* _Required work_
Starting at the line that contains "What data populates", copy each line through the final one exactly as written.

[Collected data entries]

>>>

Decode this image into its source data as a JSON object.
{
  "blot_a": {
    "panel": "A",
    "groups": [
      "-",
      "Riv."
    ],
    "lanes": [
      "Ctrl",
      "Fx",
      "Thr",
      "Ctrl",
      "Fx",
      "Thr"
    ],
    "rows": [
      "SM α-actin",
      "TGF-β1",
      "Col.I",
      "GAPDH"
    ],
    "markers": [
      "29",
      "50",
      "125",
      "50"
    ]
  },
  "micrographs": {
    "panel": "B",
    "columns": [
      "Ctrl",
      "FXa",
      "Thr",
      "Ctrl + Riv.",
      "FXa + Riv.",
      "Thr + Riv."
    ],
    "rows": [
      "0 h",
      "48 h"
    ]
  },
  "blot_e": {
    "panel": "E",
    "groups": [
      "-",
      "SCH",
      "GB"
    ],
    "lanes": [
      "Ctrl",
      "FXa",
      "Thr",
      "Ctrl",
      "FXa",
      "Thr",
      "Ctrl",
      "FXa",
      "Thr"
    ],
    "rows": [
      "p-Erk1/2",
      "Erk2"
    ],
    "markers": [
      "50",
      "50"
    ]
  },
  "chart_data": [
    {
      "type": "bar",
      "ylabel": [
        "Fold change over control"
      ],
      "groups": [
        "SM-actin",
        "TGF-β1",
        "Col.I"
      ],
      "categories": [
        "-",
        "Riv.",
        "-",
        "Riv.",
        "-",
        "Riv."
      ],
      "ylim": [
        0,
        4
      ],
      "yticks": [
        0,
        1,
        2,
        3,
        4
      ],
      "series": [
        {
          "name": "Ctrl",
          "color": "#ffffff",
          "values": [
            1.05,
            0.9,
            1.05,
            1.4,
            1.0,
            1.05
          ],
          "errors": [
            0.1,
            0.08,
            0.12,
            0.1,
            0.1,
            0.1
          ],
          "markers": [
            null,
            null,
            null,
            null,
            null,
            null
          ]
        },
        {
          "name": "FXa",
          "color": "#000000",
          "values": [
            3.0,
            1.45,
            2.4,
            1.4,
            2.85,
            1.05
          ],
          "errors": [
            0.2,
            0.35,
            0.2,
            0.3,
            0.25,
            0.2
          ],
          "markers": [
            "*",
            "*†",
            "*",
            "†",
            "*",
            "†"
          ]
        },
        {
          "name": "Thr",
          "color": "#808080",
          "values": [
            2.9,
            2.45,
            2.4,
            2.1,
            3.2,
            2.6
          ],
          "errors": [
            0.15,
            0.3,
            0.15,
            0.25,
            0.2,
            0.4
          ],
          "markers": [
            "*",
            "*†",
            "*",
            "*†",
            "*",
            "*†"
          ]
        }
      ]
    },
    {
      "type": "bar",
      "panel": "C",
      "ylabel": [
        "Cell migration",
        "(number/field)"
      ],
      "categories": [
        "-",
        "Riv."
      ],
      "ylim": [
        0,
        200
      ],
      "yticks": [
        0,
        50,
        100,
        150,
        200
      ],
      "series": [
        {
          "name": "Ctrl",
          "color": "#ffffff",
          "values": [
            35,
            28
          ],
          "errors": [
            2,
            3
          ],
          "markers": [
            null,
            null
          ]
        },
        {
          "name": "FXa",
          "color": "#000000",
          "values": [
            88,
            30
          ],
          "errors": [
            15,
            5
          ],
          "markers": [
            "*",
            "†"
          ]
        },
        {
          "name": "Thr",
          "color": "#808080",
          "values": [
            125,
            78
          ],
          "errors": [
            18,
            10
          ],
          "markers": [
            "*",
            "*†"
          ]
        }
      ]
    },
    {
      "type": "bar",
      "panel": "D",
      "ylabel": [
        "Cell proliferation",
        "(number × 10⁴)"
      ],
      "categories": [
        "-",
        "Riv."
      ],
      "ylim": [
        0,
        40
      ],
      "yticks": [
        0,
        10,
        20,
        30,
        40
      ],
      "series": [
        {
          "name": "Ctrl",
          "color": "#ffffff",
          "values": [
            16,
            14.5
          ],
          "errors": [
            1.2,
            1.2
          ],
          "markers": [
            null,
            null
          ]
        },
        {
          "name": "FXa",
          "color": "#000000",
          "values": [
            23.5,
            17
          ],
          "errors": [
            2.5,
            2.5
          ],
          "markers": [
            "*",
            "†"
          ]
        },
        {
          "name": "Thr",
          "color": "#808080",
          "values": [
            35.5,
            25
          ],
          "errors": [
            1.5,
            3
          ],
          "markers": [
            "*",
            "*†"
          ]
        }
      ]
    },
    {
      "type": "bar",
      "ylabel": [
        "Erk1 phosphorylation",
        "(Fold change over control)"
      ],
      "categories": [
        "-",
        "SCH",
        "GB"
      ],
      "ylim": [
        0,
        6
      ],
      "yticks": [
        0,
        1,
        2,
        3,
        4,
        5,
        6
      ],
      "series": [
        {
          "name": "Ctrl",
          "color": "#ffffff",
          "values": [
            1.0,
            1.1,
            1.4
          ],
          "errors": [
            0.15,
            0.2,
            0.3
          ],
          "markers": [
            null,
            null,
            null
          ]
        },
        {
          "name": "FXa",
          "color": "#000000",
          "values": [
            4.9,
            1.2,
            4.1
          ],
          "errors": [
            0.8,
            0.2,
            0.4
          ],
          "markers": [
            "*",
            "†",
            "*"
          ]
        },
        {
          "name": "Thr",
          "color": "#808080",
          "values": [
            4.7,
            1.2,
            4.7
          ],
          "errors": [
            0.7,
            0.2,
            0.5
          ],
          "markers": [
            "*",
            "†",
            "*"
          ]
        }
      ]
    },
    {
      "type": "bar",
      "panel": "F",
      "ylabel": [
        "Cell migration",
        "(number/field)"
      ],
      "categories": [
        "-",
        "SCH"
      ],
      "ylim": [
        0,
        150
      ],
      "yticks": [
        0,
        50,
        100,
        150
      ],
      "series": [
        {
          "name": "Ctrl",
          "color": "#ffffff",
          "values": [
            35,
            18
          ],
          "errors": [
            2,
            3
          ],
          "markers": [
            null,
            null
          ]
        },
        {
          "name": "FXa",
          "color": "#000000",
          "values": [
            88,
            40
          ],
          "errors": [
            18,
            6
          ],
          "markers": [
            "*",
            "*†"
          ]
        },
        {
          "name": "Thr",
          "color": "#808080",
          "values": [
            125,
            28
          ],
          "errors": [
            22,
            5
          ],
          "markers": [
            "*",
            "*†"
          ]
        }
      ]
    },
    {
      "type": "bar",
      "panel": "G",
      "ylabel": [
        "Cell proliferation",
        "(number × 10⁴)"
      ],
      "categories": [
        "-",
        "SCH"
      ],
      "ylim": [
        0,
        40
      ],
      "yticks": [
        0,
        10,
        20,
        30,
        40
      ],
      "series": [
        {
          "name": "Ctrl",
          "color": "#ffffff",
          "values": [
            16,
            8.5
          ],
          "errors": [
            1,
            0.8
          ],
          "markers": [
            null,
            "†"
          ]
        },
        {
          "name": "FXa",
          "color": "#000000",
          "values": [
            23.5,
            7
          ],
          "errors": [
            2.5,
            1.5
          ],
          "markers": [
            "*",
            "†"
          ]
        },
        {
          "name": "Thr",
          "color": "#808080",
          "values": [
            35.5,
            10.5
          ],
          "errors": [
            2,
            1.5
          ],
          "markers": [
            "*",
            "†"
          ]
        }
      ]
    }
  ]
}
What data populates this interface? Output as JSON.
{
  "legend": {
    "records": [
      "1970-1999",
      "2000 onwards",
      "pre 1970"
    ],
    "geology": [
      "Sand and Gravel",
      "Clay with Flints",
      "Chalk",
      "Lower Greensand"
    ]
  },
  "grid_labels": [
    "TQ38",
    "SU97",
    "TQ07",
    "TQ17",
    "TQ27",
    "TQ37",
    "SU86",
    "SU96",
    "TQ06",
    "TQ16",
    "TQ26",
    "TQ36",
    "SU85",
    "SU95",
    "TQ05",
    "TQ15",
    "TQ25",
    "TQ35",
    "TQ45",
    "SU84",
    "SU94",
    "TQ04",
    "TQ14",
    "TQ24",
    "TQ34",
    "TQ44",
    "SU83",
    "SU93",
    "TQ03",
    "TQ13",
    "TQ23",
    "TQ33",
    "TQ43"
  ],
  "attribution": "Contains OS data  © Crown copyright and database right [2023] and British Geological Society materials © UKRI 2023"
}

<<<

* _Response_
What data populates this interface? Output as JSON.
{
  "legend": {
    "records": [
      "1970-1999",
      "2000 onwards",
      "pre 1970"
    ],
    "geology": [
      "Sand and Gravel",
      "Clay with Flints",
      "Chalk",
      "Lower Greensand"
    ]
  },
  "grid_labels": [
    "TQ38",
    "SU97",
    "TQ07",
    "TQ17",
    "TQ27",
    "TQ37",
    "SU86",
    "SU96",
    "TQ06",
    "TQ16",
    "TQ26",
    "TQ36",
    "SU85",
    "SU95",
    "TQ05",
    "TQ15",
    "TQ25",
    "TQ35",
    "TQ45",
    "SU84",
    "SU94",
    "TQ04",
    "TQ14",
    "TQ24",
    "TQ34",
    "TQ44",
    "SU83",
    "SU93",
    "TQ03",
    "TQ13",
    "TQ23",
    "TQ33",
    "TQ43"
  ],
  "attribution": "Contains OS data  © Crown copyright and database right [2023] and British Geological Society materials © UKRI 2023"
}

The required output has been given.